Repeat verbatim the lines of the data below, beginning with the line containing "Read out every word on this page." and continuing to the end.

Data excerpts
#####

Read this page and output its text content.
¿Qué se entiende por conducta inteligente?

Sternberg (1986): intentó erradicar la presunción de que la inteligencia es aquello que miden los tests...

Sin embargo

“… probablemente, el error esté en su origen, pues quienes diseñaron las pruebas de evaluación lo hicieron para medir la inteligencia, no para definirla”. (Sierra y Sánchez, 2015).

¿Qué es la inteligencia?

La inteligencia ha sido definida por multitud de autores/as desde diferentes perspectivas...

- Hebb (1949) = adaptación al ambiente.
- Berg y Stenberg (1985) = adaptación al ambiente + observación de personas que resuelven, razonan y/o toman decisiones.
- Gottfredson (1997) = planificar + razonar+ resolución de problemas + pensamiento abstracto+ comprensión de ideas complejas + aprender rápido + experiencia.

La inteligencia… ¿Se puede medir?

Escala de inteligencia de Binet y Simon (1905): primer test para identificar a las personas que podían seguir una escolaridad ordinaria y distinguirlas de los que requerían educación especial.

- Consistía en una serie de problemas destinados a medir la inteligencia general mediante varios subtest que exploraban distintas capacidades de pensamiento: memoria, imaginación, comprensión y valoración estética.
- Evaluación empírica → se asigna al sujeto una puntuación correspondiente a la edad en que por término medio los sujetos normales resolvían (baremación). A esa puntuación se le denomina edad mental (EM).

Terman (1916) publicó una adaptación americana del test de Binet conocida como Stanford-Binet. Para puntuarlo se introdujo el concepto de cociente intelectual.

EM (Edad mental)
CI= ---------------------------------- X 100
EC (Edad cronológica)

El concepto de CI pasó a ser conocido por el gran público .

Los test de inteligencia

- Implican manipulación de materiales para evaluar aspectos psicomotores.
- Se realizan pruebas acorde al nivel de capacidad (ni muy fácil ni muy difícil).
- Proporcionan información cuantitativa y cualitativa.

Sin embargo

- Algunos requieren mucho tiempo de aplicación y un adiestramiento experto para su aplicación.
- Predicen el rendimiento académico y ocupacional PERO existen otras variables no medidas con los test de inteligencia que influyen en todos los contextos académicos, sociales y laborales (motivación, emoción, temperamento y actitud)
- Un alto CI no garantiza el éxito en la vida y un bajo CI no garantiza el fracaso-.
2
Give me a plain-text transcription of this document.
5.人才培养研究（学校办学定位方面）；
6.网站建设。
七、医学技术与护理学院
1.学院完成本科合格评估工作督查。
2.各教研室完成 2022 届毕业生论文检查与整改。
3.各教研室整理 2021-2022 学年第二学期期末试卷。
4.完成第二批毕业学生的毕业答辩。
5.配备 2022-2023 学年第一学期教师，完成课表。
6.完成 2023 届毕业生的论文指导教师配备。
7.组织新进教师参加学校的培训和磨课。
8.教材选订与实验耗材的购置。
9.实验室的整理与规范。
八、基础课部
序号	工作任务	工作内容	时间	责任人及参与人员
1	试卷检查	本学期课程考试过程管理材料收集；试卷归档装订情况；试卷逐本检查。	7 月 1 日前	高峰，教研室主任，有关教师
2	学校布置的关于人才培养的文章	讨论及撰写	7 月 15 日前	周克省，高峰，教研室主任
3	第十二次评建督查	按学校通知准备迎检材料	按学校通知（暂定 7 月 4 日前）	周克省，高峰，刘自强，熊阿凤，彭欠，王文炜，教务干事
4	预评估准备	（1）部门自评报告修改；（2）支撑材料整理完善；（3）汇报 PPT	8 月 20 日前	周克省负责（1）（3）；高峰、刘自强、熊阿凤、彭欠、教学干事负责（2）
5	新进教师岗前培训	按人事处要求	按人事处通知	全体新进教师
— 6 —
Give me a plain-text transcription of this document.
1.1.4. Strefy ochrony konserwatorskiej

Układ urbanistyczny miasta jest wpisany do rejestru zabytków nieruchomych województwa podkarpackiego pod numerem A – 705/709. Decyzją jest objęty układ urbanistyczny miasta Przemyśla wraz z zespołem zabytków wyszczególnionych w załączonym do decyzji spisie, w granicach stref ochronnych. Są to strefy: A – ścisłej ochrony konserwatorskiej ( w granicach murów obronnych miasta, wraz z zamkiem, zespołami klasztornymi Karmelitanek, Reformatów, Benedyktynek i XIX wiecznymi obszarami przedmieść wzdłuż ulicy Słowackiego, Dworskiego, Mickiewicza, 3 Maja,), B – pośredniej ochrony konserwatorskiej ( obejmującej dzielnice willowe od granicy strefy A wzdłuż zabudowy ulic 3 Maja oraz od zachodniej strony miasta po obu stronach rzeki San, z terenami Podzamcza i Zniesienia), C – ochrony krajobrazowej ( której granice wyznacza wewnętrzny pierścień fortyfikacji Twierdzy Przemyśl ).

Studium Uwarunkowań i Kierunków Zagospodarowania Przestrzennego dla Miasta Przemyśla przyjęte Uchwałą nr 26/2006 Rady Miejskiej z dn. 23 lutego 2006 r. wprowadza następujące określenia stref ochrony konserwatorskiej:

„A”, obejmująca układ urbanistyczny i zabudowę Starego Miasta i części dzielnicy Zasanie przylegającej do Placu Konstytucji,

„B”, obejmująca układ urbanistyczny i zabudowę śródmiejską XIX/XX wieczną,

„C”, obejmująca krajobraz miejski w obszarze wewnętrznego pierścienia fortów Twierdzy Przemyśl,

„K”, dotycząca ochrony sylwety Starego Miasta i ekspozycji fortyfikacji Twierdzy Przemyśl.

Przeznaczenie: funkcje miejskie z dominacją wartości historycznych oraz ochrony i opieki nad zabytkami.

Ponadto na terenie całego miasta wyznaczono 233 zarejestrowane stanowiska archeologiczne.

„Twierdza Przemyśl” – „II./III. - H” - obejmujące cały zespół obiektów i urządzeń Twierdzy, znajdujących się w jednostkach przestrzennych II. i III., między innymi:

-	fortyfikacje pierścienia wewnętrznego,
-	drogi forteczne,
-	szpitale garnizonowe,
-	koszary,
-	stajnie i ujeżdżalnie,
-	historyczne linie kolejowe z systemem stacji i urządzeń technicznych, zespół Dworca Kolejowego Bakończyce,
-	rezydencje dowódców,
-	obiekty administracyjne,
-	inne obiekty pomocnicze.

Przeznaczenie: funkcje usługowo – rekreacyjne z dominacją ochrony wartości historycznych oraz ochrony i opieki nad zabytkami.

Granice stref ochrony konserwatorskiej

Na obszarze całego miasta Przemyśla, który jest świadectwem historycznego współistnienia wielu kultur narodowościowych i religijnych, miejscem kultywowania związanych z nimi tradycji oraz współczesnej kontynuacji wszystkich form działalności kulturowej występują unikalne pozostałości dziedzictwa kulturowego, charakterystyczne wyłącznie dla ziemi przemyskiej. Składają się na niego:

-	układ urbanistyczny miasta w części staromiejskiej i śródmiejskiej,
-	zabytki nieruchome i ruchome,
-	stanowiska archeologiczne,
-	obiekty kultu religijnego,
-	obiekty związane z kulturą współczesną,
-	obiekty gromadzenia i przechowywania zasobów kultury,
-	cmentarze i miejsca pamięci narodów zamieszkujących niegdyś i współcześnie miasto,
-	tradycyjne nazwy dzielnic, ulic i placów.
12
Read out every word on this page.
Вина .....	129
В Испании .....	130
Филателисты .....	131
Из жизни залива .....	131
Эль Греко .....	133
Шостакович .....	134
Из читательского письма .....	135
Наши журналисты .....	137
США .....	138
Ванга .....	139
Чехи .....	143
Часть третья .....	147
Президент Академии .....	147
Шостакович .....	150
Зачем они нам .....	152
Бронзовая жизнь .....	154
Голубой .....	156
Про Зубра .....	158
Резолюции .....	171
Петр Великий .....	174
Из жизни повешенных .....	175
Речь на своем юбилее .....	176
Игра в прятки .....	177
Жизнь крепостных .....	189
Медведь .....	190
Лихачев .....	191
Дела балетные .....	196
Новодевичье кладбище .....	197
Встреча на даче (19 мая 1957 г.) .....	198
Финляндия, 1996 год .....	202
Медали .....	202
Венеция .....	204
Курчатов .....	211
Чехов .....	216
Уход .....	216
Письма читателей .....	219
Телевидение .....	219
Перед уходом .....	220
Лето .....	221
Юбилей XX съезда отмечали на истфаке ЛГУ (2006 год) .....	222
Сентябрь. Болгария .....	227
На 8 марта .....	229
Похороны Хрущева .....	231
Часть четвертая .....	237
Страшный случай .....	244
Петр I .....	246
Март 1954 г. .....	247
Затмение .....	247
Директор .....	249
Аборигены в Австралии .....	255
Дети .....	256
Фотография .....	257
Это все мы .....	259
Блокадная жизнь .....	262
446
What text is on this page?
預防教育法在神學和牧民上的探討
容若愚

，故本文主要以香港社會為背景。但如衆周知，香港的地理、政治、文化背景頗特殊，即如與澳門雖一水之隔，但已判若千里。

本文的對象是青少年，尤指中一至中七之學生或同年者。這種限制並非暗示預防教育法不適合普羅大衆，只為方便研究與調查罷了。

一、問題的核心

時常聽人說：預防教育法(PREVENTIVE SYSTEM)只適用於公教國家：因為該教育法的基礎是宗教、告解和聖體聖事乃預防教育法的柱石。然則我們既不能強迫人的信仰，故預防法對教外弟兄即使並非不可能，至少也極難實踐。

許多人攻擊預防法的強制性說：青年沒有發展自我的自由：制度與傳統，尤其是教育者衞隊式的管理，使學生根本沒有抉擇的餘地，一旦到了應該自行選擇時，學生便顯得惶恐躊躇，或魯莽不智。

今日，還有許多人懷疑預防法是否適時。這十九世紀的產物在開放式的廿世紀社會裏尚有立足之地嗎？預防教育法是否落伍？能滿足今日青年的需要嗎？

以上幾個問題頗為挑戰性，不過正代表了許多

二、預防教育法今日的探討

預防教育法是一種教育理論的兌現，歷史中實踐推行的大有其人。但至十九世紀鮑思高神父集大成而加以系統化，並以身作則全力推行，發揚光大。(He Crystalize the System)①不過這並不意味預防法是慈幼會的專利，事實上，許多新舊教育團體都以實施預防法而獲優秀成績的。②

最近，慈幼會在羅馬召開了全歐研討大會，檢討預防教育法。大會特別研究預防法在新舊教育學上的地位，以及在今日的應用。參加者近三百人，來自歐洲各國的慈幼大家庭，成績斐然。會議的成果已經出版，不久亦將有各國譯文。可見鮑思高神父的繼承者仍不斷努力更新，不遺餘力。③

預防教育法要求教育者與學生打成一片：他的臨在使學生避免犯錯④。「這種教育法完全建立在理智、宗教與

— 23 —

#####

**OUTPUT FOR THIS TASK**
Read out every word on this page.
Вина .....	129
В Испании .....	130
Филателисты .....	131
Из жизни залива .....	131
Эль Греко .....	133
Шостакович .....	134
Из читательского письма .....	135
Наши журналисты .....	137
США .....	138
Ванга .....	139
Чехи .....	143
Часть третья .....	147
Президент Академии .....	147
Шостакович .....	150
Зачем они нам .....	152
Бронзовая жизнь .....	154
Голубой .....	156
Про Зубра .....	158
Резолюции .....	171
Петр Великий .....	174
Из жизни повешенных .....	175
Речь на своем юбилее .....	176
Игра в прятки .....	177
Жизнь крепостных .....	189
Медведь .....	190
Лихачев .....	191
Дела балетные .....	196
Новодевичье кладбище .....	197
Встреча на даче (19 мая 1957 г.) .....	198
Финляндия, 1996 год .....	202
Медали .....	202
Венеция .....	204
Курчатов .....	211
Чехов .....	216
Уход .....	216
Письма читателей .....	219
Телевидение .....	219
Перед уходом .....	220
Лето .....	221
Юбилей XX съезда отмечали на истфаке ЛГУ (2006 год) .....	222
Сентябрь. Болгария .....	227
На 8 марта .....	229
Похороны Хрущева .....	231
Часть четвертая .....	237
Страшный случай .....	244
Петр I .....	246
Март 1954 г. .....	247
Затмение .....	247
Директор .....	249
Аборигены в Австралии .....	255
Дети .....	256
Фотография .....	257
Это все мы .....	259
Блокадная жизнь .....	262
446
What text is on this page?
預防教育法在神學和牧民上的探討
容若愚

，故本文主要以香港社會為背景。但如衆周知，香港的地理、政治、文化背景頗特殊，即如與澳門雖一水之隔，但已判若千里。

本文的對象是青少年，尤指中一至中七之學生或同年者。這種限制並非暗示預防教育法不適合普羅大衆，只為方便研究與調查罷了。

一、問題的核心

時常聽人說：預防教育法(PREVENTIVE SYSTEM)只適用於公教國家：因為該教育法的基礎是宗教、告解和聖體聖事乃預防教育法的柱石。然則我們既不能強迫人的信仰，故預防法對教外弟兄即使並非不可能，至少也極難實踐。

許多人攻擊預防法的強制性說：青年沒有發展自我的自由：制度與傳統，尤其是教育者衞隊式的管理，使學生根本沒有抉擇的餘地，一旦到了應該自行選擇時，學生便顯得惶恐躊躇，或魯莽不智。

今日，還有許多人懷疑預防法是否適時。這十九世紀的產物在開放式的廿世紀社會裏尚有立足之地嗎？預防教育法是否落伍？能滿足今日青年的需要嗎？

以上幾個問題頗為挑戰性，不過正代表了許多

二、預防教育法今日的探討

預防教育法是一種教育理論的兌現，歷史中實踐推行的大有其人。但至十九世紀鮑思高神父集大成而加以系統化，並以身作則全力推行，發揚光大。(He Crystalize the System)①不過這並不意味預防法是慈幼會的專利，事實上，許多新舊教育團體都以實施預防法而獲優秀成績的。②

最近，慈幼會在羅馬召開了全歐研討大會，檢討預防教育法。大會特別研究預防法在新舊教育學上的地位，以及在今日的應用。參加者近三百人，來自歐洲各國的慈幼大家庭，成績斐然。會議的成果已經出版，不久亦將有各國譯文。可見鮑思高神父的繼承者仍不斷努力更新，不遺餘力。③

預防教育法要求教育者與學生打成一片：他的臨在使學生避免犯錯④。「這種教育法完全建立在理智、宗教與

— 23 —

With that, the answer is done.